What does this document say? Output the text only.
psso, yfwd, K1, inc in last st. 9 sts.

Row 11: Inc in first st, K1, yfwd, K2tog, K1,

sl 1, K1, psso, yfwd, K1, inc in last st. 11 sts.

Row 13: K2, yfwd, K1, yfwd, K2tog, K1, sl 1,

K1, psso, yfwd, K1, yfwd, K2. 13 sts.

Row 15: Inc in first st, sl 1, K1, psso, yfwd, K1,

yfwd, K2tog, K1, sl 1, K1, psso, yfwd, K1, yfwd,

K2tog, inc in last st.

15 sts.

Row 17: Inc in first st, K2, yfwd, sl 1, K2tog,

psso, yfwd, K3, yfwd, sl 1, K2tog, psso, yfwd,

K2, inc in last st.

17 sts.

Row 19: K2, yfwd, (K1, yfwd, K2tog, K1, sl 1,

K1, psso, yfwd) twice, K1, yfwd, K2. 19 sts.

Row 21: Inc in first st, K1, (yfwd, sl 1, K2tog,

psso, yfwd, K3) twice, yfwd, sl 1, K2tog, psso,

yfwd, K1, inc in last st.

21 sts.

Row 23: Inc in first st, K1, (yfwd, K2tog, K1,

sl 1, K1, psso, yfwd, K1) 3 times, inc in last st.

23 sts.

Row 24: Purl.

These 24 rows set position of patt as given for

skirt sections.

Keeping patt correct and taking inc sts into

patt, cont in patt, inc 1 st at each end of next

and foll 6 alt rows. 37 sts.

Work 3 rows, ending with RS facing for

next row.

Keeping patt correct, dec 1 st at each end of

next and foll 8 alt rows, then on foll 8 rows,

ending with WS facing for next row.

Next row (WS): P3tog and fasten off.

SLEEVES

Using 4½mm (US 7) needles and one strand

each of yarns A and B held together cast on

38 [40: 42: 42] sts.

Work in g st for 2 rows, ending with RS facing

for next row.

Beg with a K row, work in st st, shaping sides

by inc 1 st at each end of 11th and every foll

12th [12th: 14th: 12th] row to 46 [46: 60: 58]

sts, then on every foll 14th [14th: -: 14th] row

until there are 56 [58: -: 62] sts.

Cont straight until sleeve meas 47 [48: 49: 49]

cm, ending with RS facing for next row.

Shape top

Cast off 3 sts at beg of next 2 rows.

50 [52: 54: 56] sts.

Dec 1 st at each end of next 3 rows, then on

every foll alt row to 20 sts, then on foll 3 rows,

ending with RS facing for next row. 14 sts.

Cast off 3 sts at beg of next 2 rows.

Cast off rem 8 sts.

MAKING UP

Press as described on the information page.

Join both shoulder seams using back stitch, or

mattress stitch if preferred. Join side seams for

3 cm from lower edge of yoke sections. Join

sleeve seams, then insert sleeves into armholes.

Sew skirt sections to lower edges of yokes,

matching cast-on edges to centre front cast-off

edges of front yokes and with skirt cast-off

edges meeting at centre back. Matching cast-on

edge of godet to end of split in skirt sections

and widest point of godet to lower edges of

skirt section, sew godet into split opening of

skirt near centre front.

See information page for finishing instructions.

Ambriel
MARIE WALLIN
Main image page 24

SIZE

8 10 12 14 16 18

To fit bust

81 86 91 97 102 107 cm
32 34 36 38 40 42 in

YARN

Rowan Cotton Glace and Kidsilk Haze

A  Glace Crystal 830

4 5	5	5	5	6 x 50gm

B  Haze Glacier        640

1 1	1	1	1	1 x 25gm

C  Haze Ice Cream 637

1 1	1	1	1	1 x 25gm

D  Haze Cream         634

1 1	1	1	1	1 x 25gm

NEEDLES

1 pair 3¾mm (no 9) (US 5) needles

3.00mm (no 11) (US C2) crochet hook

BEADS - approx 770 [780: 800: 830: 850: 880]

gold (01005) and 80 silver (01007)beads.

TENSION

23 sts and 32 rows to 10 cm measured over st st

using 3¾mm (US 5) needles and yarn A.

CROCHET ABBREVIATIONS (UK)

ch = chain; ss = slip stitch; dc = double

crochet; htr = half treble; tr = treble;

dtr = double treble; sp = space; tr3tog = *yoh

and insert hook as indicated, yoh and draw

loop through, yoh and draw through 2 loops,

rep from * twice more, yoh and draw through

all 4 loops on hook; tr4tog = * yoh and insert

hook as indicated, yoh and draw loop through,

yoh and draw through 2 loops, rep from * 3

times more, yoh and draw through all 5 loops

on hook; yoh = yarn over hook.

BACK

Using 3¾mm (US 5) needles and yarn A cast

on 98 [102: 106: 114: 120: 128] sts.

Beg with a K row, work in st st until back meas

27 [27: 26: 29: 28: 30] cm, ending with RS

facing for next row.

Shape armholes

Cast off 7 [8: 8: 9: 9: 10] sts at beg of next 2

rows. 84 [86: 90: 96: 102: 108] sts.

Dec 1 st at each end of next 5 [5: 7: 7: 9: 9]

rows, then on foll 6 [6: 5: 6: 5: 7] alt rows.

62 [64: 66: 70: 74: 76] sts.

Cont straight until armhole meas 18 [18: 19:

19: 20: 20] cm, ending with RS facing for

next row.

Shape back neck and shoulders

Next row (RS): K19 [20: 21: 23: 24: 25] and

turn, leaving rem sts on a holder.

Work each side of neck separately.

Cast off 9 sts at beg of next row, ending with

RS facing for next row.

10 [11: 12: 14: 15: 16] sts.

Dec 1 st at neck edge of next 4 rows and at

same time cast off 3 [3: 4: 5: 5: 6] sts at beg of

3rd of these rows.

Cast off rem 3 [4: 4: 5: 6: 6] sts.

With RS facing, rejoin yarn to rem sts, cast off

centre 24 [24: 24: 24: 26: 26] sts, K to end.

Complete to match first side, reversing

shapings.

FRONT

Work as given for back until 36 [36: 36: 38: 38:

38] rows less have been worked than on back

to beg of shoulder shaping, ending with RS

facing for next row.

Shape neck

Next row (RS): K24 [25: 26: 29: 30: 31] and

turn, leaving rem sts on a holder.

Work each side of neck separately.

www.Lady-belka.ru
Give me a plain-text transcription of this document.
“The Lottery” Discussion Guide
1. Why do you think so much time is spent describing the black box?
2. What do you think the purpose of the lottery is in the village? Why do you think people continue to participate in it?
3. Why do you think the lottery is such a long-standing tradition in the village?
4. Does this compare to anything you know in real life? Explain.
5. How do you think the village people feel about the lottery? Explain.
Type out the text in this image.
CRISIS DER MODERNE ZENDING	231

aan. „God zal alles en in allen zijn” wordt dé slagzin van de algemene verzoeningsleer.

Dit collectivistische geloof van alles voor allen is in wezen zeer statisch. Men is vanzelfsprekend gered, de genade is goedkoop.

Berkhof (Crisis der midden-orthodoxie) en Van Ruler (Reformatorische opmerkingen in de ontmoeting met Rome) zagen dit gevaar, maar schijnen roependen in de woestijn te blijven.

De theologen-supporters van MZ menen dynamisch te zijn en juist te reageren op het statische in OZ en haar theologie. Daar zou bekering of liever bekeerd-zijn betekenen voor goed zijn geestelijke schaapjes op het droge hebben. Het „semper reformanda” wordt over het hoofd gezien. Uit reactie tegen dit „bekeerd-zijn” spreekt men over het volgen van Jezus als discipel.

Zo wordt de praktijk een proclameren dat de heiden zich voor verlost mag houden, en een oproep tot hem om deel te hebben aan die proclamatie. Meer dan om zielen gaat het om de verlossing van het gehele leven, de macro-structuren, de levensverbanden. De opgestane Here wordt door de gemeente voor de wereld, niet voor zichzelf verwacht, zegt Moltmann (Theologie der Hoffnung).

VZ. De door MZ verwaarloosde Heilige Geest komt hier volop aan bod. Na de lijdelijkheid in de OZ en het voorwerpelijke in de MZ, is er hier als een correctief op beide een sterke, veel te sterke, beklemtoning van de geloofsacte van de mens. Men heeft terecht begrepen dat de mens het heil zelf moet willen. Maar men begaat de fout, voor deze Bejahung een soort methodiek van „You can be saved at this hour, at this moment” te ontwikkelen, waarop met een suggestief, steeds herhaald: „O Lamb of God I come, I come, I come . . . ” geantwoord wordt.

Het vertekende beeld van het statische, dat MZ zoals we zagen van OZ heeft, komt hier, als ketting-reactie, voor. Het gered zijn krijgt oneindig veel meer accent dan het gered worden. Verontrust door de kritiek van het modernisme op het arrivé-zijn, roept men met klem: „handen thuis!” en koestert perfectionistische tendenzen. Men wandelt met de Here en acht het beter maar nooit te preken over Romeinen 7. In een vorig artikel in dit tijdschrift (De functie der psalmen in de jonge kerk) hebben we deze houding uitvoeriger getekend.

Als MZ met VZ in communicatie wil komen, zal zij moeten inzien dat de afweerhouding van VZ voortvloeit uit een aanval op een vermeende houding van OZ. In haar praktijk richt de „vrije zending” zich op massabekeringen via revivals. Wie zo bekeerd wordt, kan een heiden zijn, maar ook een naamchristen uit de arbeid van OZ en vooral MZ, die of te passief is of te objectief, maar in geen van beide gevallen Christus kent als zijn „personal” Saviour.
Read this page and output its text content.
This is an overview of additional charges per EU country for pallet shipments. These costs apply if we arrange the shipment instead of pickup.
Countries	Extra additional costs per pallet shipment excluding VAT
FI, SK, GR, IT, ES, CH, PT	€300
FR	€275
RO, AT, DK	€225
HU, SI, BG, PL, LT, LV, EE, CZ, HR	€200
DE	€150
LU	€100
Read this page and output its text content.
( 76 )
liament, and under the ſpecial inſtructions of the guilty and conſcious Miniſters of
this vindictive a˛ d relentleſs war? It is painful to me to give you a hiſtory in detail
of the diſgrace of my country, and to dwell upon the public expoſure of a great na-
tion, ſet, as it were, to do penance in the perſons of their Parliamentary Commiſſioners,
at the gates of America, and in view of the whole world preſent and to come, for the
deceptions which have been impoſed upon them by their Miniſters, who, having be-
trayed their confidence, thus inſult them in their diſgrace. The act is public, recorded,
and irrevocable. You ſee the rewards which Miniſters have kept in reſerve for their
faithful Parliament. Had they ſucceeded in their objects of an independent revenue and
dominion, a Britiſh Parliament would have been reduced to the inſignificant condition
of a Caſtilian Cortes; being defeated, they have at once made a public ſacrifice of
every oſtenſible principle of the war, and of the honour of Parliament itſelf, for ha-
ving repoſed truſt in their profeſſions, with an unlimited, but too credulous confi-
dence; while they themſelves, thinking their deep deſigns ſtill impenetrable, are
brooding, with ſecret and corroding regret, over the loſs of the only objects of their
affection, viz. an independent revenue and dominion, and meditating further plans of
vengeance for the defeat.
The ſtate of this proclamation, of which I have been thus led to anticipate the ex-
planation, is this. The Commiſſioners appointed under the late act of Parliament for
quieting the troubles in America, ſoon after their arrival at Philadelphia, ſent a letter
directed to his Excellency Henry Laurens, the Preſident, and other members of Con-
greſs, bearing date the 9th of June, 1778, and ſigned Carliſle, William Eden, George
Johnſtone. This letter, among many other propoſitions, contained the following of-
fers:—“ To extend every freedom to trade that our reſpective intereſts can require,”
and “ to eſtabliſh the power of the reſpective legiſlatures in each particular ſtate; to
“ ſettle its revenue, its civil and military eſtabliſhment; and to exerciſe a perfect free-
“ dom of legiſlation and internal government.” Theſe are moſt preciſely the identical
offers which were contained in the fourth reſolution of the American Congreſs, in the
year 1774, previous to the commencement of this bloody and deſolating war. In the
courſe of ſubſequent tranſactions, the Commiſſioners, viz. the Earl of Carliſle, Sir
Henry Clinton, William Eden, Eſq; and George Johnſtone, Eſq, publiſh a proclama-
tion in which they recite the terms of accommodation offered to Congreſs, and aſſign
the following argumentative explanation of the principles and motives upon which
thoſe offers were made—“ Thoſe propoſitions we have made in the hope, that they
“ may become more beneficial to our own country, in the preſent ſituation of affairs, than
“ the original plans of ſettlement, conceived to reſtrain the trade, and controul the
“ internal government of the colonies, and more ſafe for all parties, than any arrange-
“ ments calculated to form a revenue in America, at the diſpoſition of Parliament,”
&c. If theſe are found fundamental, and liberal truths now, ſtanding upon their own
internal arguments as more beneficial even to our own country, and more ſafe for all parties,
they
++++
» Work to do
Identify and copy all lines with the word "Carliſle".

» Solution below
greſs, bearing date the 9th of June, 1778, and ſigned Carliſle, William Eden, George
courſe of ſubſequent tranſactions, the Commiſſioners, viz. the Earl of Carliſle, Sir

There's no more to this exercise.